* [Given request] Extract each line where the string "Operating" shows up.

* [Task inputs]
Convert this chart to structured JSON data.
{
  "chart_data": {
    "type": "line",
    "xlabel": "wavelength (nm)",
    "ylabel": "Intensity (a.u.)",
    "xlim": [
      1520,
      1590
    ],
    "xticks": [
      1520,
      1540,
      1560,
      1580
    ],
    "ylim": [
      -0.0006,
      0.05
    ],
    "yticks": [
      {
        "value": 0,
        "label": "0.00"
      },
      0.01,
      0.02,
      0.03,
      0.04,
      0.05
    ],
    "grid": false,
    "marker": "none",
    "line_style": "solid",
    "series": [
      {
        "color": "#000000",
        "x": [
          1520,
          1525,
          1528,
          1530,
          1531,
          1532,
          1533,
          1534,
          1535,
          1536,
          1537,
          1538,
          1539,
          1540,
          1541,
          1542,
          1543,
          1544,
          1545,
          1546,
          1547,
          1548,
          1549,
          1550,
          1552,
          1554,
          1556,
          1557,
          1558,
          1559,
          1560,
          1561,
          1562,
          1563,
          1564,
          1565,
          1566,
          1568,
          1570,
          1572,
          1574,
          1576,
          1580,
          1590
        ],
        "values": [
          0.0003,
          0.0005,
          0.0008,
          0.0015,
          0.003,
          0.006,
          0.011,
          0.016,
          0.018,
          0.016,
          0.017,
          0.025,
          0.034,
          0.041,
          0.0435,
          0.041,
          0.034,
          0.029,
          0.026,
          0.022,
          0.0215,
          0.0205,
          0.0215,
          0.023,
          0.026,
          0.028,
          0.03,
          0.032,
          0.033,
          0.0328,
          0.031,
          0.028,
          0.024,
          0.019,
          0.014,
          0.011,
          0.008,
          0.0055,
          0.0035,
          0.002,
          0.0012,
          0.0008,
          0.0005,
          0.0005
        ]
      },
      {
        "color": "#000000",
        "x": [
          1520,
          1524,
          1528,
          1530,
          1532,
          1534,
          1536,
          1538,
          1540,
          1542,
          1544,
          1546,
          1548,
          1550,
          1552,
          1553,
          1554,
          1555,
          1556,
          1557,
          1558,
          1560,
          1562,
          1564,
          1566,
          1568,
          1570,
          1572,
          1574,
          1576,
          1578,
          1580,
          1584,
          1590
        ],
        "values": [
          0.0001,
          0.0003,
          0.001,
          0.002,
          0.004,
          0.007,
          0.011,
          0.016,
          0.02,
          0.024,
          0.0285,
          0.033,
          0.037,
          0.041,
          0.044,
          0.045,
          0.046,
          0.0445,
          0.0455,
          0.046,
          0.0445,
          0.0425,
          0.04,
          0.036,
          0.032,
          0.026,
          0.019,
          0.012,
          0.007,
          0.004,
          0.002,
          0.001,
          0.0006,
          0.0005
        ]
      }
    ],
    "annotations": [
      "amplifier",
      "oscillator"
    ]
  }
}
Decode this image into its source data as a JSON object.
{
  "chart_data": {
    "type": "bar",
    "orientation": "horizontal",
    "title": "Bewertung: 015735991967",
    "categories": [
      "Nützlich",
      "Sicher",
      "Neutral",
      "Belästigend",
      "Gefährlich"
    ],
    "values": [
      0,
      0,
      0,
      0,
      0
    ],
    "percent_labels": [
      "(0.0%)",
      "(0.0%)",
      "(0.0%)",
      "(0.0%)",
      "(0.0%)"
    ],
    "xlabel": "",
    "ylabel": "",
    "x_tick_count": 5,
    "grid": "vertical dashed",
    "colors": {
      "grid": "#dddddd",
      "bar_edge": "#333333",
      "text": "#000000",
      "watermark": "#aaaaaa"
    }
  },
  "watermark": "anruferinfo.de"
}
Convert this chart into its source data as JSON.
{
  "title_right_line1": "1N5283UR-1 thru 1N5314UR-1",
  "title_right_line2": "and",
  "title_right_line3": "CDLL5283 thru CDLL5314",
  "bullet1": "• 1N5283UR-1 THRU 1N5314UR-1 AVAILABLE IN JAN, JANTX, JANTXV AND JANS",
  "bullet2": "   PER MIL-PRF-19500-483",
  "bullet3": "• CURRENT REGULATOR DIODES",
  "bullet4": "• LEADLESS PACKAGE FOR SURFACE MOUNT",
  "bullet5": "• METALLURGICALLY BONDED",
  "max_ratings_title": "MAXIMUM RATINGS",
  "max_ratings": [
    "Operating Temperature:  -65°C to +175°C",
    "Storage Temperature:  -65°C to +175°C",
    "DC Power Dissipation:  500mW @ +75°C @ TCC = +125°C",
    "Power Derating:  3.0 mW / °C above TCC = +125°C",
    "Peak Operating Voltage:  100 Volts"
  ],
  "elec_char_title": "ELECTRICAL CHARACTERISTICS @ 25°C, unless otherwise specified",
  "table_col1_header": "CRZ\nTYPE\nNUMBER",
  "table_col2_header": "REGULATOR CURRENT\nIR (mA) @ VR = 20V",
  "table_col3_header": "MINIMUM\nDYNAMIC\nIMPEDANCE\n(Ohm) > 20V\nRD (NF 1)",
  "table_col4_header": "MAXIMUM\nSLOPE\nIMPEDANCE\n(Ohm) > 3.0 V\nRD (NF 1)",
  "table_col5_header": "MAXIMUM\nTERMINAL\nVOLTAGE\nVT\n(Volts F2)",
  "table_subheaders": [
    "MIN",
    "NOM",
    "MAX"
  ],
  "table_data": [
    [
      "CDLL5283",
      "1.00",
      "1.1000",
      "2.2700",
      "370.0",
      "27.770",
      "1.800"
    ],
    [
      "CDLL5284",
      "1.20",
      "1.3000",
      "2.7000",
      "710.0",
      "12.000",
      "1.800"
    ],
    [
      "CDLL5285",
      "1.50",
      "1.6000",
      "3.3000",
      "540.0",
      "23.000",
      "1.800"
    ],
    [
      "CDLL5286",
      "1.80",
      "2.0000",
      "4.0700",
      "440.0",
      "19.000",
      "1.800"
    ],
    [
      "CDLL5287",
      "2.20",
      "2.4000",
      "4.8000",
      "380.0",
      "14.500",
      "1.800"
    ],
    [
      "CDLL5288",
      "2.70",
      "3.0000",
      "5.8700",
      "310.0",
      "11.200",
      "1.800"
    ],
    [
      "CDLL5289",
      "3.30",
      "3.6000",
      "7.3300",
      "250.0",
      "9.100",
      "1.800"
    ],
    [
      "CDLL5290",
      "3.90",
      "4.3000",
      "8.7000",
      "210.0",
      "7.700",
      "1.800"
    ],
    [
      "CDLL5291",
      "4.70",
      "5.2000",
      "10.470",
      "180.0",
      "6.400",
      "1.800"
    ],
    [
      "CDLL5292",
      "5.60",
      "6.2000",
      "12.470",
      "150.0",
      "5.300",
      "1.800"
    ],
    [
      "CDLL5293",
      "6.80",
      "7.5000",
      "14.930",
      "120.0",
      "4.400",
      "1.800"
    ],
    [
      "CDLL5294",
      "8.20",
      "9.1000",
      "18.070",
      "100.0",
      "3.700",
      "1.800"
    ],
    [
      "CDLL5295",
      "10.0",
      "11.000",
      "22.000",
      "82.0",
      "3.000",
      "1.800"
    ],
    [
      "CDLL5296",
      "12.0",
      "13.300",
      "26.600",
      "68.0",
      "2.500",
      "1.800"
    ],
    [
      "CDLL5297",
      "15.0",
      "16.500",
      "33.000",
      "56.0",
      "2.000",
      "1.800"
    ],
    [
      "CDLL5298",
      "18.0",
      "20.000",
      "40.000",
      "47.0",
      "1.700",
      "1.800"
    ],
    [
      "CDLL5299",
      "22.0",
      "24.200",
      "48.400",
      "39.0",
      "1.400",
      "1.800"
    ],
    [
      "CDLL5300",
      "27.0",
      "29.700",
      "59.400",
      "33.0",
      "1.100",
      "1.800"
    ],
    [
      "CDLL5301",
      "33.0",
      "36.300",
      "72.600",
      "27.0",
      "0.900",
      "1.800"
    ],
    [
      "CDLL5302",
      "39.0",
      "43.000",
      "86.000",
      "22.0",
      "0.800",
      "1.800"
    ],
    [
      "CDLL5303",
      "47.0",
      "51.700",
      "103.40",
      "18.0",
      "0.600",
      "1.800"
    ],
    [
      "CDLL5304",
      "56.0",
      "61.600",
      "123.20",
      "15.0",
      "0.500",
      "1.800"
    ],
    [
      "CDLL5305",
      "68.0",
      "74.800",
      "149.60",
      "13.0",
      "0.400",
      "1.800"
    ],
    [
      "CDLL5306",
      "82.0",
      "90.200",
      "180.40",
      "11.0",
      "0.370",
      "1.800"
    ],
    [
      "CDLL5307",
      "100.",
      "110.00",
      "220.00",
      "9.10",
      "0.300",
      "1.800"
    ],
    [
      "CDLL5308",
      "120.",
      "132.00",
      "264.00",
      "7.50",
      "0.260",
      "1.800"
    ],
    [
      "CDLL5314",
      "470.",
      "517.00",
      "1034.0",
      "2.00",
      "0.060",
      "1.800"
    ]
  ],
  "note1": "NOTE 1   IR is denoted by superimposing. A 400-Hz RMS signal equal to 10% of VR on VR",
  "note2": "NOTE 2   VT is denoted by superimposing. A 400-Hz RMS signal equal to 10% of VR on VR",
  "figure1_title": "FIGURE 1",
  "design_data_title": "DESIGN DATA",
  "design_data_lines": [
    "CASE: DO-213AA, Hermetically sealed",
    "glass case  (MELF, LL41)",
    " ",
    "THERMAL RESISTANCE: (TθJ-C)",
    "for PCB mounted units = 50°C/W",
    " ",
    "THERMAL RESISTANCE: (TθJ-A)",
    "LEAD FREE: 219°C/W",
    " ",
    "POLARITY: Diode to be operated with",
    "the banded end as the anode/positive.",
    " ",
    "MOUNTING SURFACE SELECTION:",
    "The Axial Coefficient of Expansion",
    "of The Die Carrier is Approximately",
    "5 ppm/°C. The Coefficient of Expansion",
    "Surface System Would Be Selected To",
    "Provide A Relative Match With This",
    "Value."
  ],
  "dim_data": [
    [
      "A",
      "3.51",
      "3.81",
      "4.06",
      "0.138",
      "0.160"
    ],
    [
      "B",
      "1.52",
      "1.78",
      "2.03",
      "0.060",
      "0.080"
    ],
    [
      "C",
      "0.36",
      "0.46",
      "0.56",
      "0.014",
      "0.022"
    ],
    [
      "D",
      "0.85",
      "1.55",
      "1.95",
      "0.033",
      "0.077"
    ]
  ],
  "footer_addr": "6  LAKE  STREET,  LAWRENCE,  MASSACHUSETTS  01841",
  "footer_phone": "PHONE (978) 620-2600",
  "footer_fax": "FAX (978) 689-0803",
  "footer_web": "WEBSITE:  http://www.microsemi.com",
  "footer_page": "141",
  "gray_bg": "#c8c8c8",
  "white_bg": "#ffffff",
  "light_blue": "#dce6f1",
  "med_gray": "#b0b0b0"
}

* [Response to this task]
    "Operating Temperature:  -65°C to +175°C",
    "Peak Operating Voltage:  100 Volts"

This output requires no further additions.